* TO BE DONE: From the line containing "Transcribe this chart's" down to the last line of the records below, copy every line exactly. Leave out everything before it.

_ _ _ _ _ _ _

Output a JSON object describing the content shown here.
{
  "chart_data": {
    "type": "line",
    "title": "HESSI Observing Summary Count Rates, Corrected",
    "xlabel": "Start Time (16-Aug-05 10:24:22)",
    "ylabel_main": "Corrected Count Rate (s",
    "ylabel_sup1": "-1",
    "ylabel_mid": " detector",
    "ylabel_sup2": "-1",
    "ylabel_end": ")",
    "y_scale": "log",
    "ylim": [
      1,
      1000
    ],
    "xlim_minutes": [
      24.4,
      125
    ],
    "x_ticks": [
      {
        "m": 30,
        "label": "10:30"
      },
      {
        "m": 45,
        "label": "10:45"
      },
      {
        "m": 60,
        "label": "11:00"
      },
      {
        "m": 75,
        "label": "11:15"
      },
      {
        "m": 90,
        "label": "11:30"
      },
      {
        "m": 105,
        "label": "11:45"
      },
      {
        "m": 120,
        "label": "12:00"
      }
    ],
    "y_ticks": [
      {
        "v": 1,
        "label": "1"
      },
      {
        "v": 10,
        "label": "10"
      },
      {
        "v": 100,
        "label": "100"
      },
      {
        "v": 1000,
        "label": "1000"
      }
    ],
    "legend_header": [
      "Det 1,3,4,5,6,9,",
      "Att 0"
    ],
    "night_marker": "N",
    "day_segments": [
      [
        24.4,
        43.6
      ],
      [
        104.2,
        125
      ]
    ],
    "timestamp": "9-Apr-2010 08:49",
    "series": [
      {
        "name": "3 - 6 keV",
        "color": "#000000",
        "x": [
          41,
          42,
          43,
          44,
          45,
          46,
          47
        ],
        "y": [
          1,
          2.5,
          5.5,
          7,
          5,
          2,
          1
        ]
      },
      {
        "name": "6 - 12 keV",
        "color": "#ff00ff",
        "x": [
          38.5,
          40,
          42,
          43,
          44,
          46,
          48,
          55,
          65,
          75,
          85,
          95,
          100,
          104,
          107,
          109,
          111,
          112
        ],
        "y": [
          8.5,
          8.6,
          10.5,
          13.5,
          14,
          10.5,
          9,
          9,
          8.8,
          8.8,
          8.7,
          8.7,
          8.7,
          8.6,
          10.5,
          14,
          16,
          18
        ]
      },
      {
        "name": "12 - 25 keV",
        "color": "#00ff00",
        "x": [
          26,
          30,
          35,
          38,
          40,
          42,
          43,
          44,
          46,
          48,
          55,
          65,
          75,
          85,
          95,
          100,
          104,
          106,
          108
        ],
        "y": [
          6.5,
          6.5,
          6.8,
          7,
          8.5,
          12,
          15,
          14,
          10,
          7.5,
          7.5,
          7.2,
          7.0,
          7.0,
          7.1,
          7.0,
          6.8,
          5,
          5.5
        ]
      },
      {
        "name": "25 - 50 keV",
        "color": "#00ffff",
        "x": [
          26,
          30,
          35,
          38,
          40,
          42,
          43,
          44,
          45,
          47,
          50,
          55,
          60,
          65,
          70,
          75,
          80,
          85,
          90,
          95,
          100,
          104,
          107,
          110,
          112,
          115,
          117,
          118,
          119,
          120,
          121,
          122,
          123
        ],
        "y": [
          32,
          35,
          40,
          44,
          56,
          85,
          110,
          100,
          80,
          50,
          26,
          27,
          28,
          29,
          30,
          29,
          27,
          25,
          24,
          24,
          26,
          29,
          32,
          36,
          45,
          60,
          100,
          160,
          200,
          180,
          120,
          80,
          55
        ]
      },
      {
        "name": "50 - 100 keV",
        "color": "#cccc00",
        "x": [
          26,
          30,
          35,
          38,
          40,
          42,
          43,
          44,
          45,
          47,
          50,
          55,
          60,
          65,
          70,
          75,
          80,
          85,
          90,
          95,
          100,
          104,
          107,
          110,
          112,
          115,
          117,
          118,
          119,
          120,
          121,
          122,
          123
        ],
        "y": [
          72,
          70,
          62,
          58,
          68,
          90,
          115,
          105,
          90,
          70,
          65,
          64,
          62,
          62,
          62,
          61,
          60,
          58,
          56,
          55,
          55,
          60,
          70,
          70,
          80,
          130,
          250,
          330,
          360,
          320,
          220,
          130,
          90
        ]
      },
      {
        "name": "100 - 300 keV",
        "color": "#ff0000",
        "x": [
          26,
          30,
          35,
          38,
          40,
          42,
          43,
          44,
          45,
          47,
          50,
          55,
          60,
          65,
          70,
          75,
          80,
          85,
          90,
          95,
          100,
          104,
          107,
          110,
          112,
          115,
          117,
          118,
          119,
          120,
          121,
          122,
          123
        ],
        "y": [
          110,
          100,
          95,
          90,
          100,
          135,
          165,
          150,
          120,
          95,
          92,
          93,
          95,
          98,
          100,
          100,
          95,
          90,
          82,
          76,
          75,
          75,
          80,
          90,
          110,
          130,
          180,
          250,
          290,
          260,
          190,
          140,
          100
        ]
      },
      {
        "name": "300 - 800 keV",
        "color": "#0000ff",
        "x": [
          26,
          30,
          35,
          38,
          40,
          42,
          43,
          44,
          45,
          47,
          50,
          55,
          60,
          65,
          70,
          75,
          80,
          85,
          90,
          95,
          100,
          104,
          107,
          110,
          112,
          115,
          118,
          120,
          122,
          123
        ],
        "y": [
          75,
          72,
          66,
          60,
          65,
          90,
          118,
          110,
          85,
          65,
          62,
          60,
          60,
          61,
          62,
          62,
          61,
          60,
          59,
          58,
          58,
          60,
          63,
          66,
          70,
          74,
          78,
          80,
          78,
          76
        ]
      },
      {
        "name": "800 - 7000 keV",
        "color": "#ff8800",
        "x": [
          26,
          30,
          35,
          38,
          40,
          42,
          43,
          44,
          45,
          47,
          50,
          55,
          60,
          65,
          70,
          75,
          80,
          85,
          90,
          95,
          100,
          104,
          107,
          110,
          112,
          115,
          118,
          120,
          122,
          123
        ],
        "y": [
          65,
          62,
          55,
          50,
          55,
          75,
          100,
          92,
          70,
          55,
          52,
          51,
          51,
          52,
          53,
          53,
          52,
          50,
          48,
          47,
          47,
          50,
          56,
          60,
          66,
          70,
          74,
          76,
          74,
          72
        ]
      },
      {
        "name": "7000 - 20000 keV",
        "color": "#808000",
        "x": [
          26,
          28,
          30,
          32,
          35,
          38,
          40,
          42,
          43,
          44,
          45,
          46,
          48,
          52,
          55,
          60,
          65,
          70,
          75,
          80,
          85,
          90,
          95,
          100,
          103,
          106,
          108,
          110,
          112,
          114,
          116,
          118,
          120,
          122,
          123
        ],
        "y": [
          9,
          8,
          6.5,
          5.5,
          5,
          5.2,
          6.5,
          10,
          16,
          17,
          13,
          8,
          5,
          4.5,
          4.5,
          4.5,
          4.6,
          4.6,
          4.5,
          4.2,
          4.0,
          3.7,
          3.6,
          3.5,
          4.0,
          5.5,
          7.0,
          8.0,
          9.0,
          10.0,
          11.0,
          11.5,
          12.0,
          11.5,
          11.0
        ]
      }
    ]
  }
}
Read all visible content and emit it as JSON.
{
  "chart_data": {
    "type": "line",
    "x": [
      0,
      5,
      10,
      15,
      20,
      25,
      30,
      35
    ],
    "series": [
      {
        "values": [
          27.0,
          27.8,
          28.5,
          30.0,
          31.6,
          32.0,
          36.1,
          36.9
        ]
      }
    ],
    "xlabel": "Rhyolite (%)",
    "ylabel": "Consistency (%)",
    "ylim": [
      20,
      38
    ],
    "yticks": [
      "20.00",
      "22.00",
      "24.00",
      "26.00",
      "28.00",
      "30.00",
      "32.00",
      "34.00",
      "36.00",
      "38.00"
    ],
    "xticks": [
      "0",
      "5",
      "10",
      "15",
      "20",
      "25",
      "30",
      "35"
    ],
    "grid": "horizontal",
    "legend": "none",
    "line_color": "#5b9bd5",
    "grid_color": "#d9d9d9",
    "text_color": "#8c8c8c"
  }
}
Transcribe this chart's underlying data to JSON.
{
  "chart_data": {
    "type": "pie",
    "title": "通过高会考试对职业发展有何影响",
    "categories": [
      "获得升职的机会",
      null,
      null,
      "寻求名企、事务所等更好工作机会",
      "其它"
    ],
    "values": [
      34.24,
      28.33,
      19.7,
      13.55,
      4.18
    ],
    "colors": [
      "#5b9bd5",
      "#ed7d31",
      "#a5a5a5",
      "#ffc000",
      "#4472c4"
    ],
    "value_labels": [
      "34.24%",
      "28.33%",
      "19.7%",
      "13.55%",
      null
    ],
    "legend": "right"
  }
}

_ _ _ _ _ _ _

* THE OUTPUT:
Transcribe this chart's underlying data to JSON.
{
  "chart_data": {
    "type": "pie",
    "title": "通过高会考试对职业发展有何影响",
    "categories": [
      "获得升职的机会",
      null,
      null,
      "寻求名企、事务所等更好工作机会",
      "其它"
    ],
    "values": [
      34.24,
      28.33,
      19.7,
      13.55,
      4.18
    ],
    "colors": [
      "#5b9bd5",
      "#ed7d31",
      "#a5a5a5",
      "#ffc000",
      "#4472c4"
    ],
    "value_labels": [
      "34.24%",
      "28.33%",
      "19.7%",
      "13.55%",
      null
    ],
    "legend": "right"
  }
}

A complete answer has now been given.